(Collected data entries)
* * * * * * *
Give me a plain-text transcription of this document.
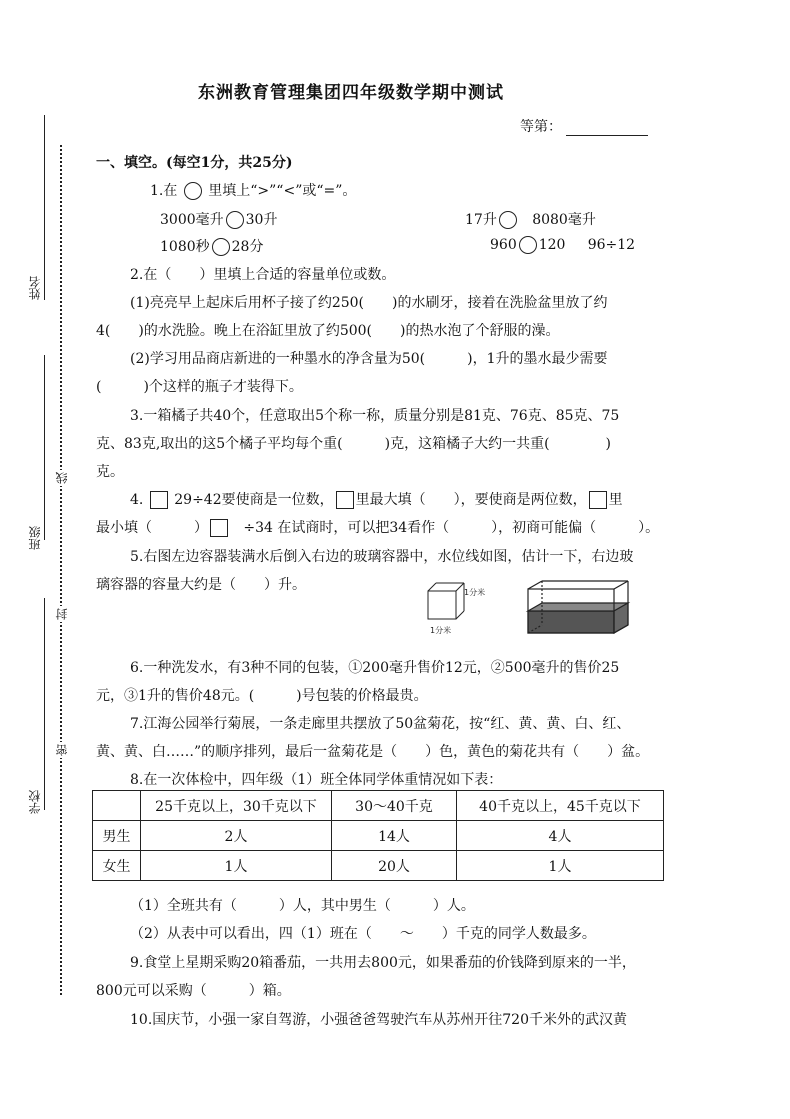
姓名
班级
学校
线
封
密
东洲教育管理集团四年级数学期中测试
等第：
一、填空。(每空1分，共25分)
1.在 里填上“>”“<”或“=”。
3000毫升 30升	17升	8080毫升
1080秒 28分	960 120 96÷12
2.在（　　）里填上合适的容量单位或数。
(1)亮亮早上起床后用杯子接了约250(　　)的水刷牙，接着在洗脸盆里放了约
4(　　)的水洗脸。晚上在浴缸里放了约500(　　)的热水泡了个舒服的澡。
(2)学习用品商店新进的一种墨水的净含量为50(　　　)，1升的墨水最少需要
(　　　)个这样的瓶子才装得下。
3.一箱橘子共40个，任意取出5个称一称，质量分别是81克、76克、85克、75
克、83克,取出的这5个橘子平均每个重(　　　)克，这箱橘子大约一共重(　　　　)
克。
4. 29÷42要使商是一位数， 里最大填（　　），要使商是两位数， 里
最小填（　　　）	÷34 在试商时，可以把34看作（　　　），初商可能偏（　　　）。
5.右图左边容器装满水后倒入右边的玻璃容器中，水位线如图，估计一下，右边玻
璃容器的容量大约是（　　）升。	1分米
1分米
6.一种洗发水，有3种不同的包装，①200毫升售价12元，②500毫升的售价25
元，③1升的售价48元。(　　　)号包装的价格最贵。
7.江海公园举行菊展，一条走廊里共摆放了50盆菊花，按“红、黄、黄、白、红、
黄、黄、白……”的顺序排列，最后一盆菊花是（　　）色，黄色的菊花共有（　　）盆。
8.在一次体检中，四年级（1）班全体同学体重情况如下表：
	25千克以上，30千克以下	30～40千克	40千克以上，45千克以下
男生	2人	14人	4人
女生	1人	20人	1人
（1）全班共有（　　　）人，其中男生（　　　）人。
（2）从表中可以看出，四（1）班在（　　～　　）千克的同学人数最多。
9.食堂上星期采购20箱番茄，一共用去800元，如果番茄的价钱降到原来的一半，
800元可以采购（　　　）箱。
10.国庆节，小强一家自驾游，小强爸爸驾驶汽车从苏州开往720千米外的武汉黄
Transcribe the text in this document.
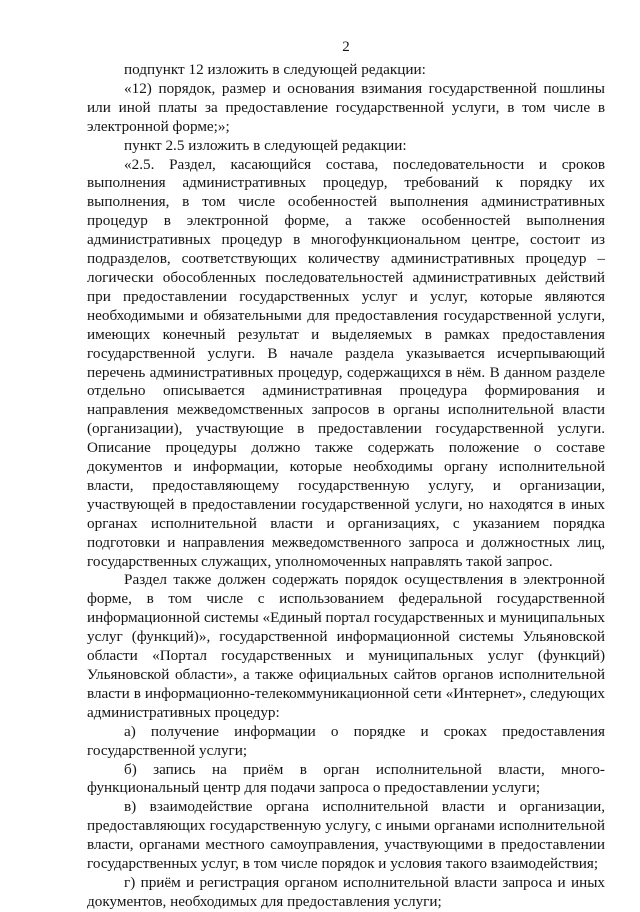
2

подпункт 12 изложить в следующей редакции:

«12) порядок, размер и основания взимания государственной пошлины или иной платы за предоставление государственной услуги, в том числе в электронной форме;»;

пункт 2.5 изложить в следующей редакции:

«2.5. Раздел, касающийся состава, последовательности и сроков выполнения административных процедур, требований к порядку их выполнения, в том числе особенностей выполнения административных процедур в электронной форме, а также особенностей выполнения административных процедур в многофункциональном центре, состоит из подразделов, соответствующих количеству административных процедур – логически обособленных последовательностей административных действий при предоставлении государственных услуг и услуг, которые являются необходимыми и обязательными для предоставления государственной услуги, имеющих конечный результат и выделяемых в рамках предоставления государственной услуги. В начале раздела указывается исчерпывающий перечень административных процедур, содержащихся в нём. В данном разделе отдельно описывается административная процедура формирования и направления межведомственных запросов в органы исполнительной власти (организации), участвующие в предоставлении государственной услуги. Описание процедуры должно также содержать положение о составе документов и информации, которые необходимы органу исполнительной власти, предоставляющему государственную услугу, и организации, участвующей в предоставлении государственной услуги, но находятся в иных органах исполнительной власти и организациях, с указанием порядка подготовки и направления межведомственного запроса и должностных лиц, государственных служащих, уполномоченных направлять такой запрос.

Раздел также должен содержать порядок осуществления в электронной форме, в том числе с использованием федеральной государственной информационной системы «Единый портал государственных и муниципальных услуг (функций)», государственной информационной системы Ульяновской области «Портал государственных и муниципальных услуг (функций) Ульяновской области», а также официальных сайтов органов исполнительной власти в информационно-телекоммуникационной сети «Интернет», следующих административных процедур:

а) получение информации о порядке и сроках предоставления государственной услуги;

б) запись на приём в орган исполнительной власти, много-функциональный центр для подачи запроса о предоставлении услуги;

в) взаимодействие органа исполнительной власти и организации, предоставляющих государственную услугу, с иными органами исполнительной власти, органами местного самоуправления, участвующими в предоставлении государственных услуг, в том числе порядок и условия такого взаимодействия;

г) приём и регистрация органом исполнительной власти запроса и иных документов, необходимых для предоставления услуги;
* * * * * * *
Do this:
Copy out every line with the word "изложить".

Solution for this task:
подпункт 12 изложить в следующей редакции:
пункт 2.5 изложить в следующей редакции:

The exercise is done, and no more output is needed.